For the data below, work out how many lines contain the word "Övriga" and supply only that number.

Recorded information:
+ + + +
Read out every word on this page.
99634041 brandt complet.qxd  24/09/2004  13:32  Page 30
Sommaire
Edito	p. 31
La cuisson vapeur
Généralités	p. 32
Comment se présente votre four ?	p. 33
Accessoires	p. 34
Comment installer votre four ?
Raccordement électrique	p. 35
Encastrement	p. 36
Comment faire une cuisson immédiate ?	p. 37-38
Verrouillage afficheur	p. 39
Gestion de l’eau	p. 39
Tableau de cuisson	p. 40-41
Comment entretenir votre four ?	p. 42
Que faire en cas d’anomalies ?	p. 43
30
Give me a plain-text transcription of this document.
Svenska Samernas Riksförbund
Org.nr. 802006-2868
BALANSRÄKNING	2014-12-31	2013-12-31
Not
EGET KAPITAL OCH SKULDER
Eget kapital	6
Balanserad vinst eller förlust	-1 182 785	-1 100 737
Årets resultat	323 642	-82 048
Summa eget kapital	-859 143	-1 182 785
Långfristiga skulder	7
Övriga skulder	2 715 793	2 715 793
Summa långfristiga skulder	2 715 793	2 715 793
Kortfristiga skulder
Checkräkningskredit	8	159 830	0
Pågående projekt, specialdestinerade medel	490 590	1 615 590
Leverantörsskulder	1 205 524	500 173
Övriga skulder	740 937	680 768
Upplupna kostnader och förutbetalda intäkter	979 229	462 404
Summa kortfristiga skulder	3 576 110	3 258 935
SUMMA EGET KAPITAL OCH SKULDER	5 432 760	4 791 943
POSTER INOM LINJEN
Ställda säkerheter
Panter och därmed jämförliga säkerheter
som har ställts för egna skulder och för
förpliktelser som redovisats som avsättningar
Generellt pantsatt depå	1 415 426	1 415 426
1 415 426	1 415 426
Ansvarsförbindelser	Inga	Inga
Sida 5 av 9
+ + + +
Task result: 2